2.8        Stakeholders in public private partnerships developed arrangements to circumvent this principle[12] and so section 51AD and Division 16D of Part III of the ITAA 1936 were enacted in the 1984-85 income year to prevent the mischief. Section 51AD was designed to operate as an ‘anti-avoidance’ provision against this background because the large scale nature of the arrangements posed a significant threat to the revenue base.

2.9        Currently, section 51AD prevents a tax-exempt body—typically a government agency—from accessing tax benefits from an asset that is financed by highly leveraged non-recourse debt. Where this section applies, the taxpayer is assessed on all the proceeds derived from the arrangement but is denied access to all deductions in respect of the asset (such as capital allowances and interest deductions).

2.10      Division 16D denies capital allowance deductions for the cost of, or capital expenditure on, property which a tax-exempt body uses under a finance lease or similar arrangement.[13] This division does not apply where section 51AD applies. If Division 16D applies, the arrangement is treated as a loan and payments made under that arrangement are treated as having an interest and principal component.

2.11      The amendments in Schedule 1 of the bill will replace section 51AD and Division 16D with Division 250 of the ITAA 1997. Division 250 will improve the taxation regime for asset financing arrangements between taxpayers and the tax-exempt sector as:

2.12      Because of the specific exclusions in Division 250 and its more generous safe harbour tests, it will likely have a narrower scope than section 51AD and Division 16D.[14]

2.13      On 13 September 2005, the Minister for Revenue, the Hon. Mal Brough, announced the amendments to the law 'to give greater certainty for parties involved in major infrastructure projects'. He foreshadowed that the proposed amendments will insert a ‘lease, use or control of use of the asset’ test into the Income Tax Assessment Act 1997. He added:

Stakeholders are familiar with the operation of the ‘lease, use or control of use of the asset’ test in the existing law. This is an important consideration in enhancing continued investment in Australia’s infrastructure. Stakeholder concerns about the scope of arrangements affected by the reforms being broadened by the use of new risk based tests will be alleviated by this change.[15]

2.14      On 16 August 2007, the Minister for Revenue, the Hon. Peter Dutton, announced the introduction of the legislation. He noted that the measure will apply to arrangements entered into on or after 1 July 2007, while the denial of all tax deductions in certain circumstances under section 51AD will cease to apply to arrangements entered into on or after 1 July 2003.[16]

Evidence received by the committee

2.15      The committee received seven submissions that commented on Schedule 1, one of which was confidential. Overall, submissions were supportive of the Schedule which is the outcome of an extensive consultation process between stakeholders and the Treasury.[17] Although there are some areas of concerns with the legislation,[18] submitters did not wish to see the passage of the bill delayed.

### Data shown
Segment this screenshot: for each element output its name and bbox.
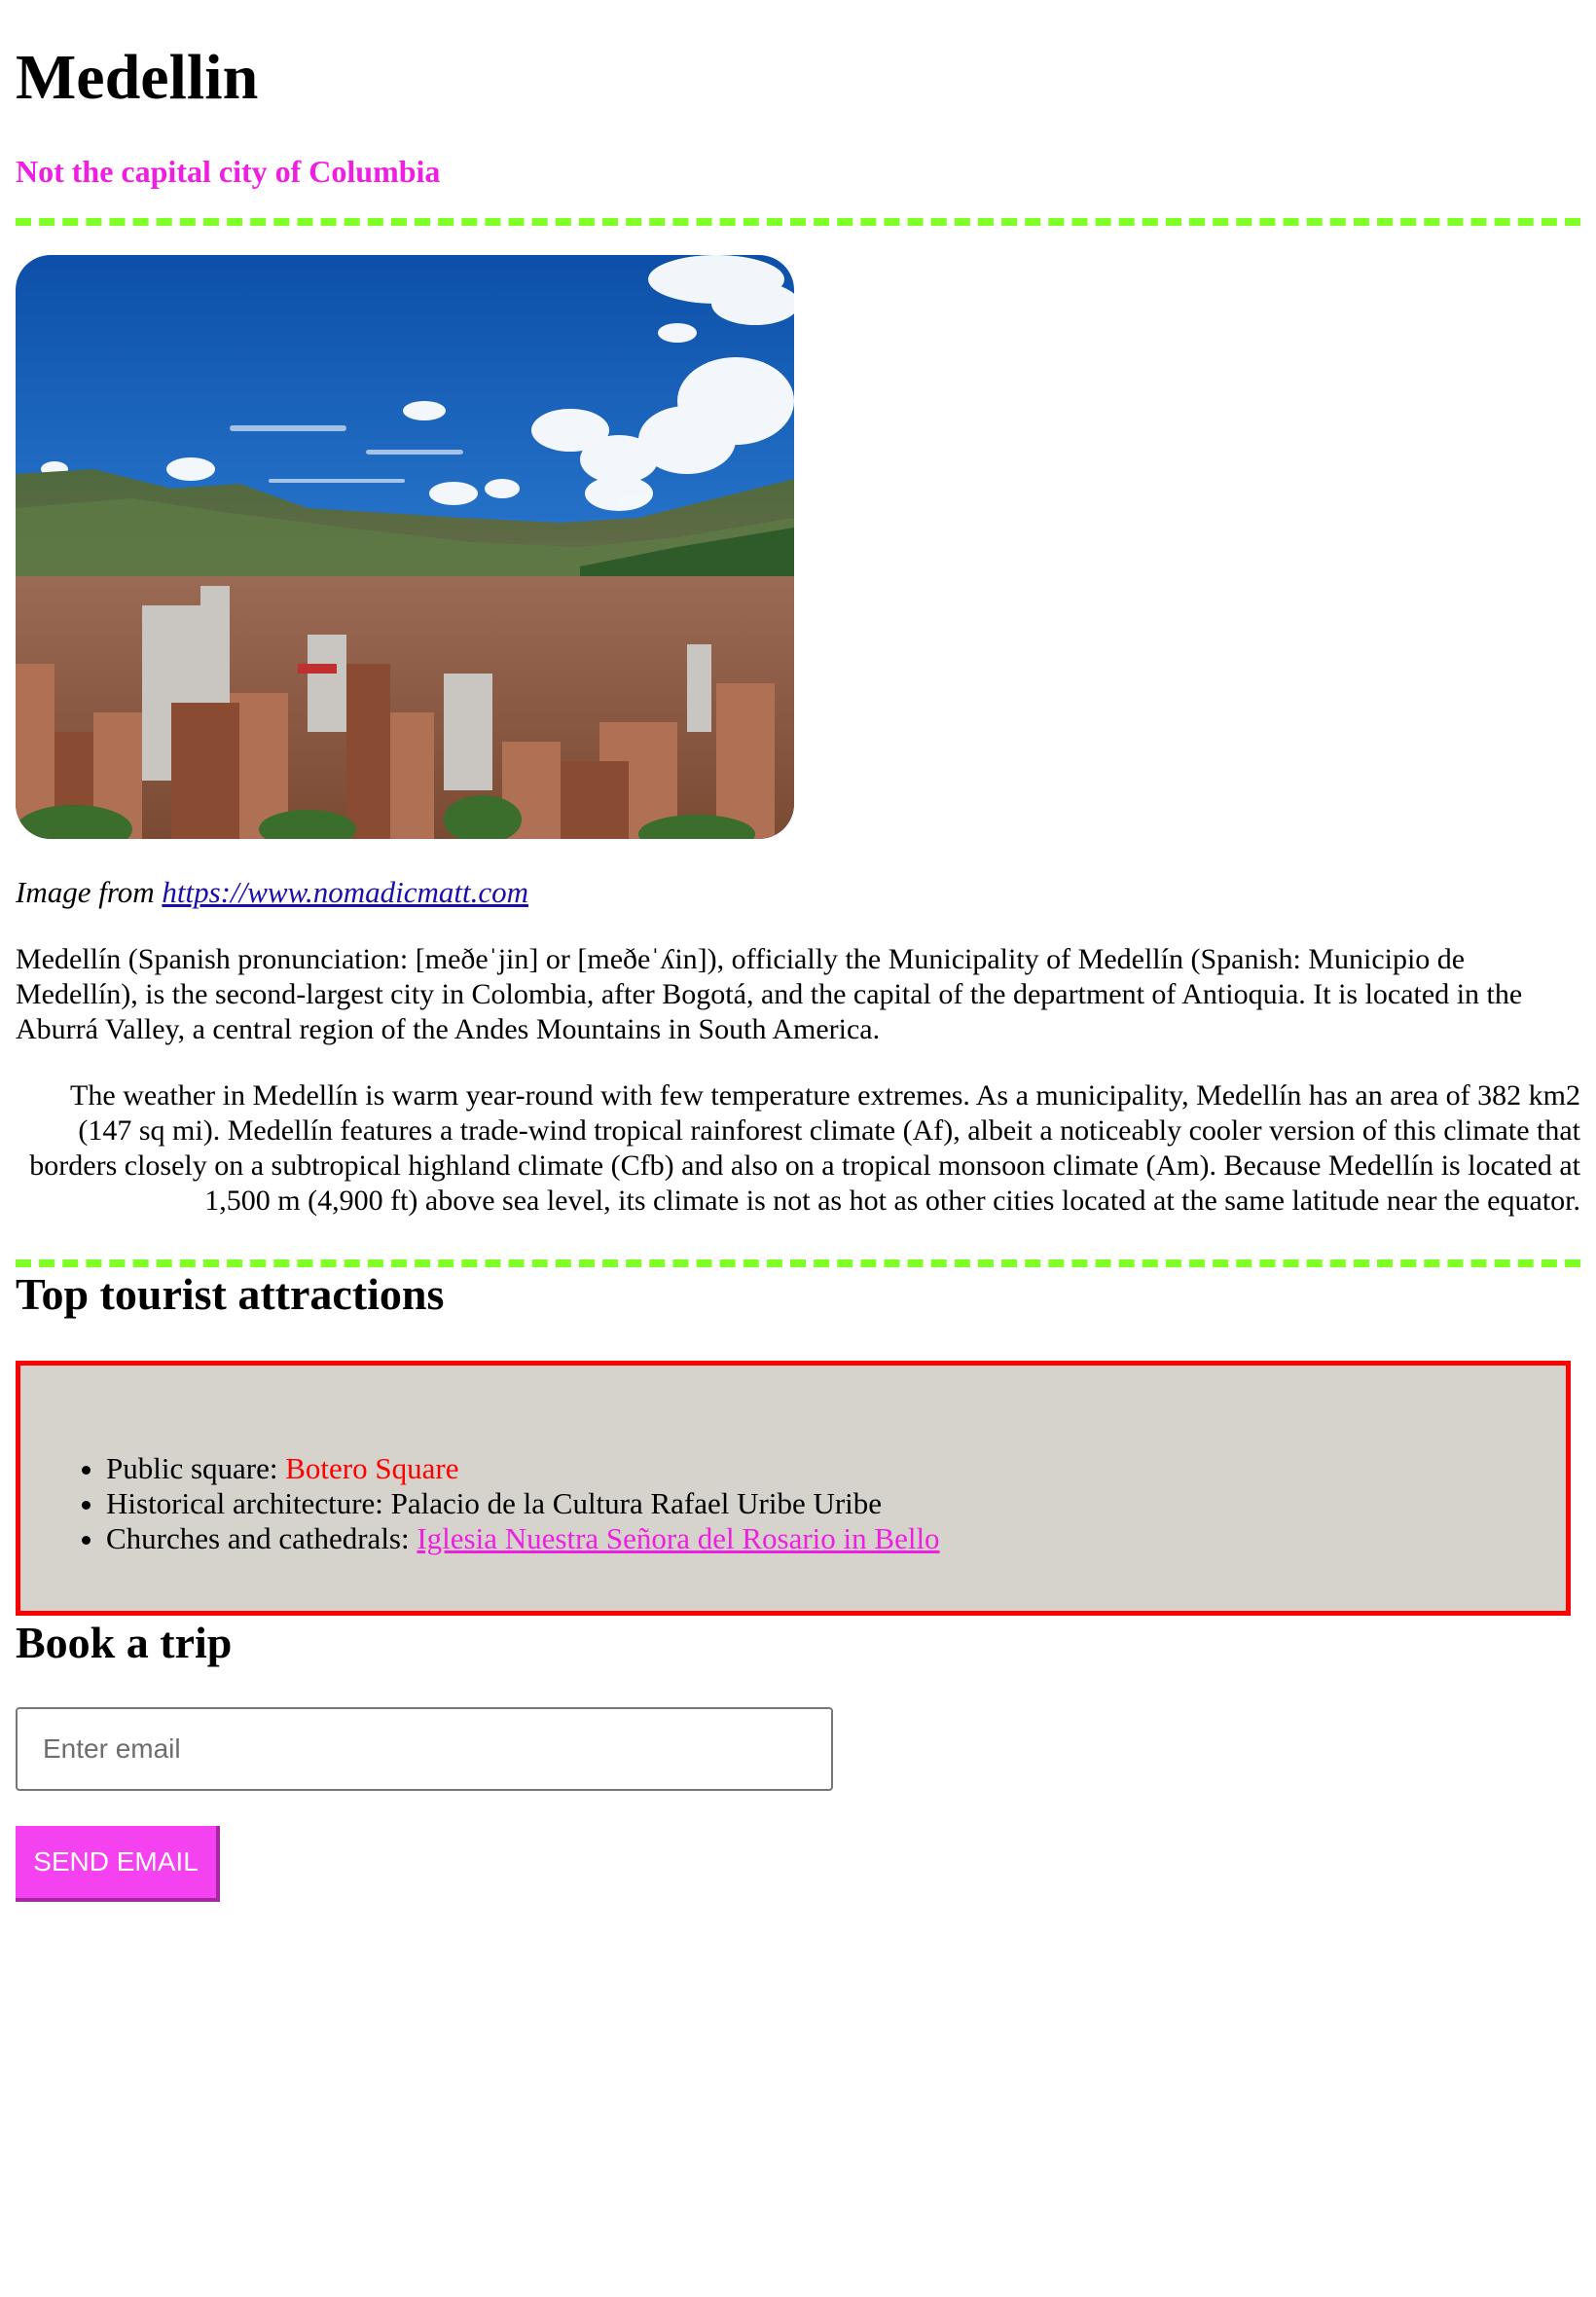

### Written problem
Reproduce the full passage above on replacing section 51AD and Division 16D with Division 250, word for word.

### The output
2.8        Stakeholders in public private partnerships developed arrangements to circumvent this principle[12] and so section 51AD and Division 16D of Part III of the ITAA 1936 were enacted in the 1984-85 income year to prevent the mischief. Section 51AD was designed to operate as an ‘anti-avoidance’ provision against this background because the large scale nature of the arrangements posed a significant threat to the revenue base.

2.9        Currently, section 51AD prevents a tax-exempt body—typically a government agency—from accessing tax benefits from an asset that is financed by highly leveraged non-recourse debt. Where this section applies, the taxpayer is assessed on all the proceeds derived from the arrangement but is denied access to all deductions in respect of the asset (such as capital allowances and interest deductions).

2.10      Division 16D denies capital allowance deductions for the cost of, or capital expenditure on, property which a tax-exempt body uses under a finance lease or similar arrangement.[13] This division does not apply where section 51AD applies. If Division 16D applies, the arrangement is treated as a loan and payments made under that arrangement are treated as having an interest and principal component.

2.11      The amendments in Schedule 1 of the bill will replace section 51AD and Division 16D with Division 250 of the ITAA 1997. Division 250 will improve the taxation regime for asset financing arrangements between taxpayers and the tax-exempt sector as:

2.12      Because of the specific exclusions in Division 250 and its more generous safe harbour tests, it will likely have a narrower scope than section 51AD and Division 16D.[14]

2.13      On 13 September 2005, the Minister for Revenue, the Hon. Mal Brough, announced the amendments to the law 'to give greater certainty for parties involved in major infrastructure projects'. He foreshadowed that the proposed amendments will insert a ‘lease, use or control of use of the asset’ test into the Income Tax Assessment Act 1997. He added:

Stakeholders are familiar with the operation of the ‘lease, use or control of use of the asset’ test in the existing law. This is an important consideration in enhancing continued investment in Australia’s infrastructure. Stakeholder concerns about the scope of arrangements affected by the reforms being broadened by the use of new risk based tests will be alleviated by this change.[15]

2.14      On 16 August 2007, the Minister for Revenue, the Hon. Peter Dutton, announced the introduction of the legislation. He noted that the measure will apply to arrangements entered into on or after 1 July 2007, while the denial of all tax deductions in certain circumstances under section 51AD will cease to apply to arrangements entered into on or after 1 July 2003.[16]

Evidence received by the committee

2.15      The committee received seven submissions that commented on Schedule 1, one of which was confidential. Overall, submissions were supportive of the Schedule which is the outcome of an extensive consultation process between stakeholders and the Treasury.[17] Although there are some areas of concerns with the legislation,[18] submitters did not wish to see the passage of the bill delayed.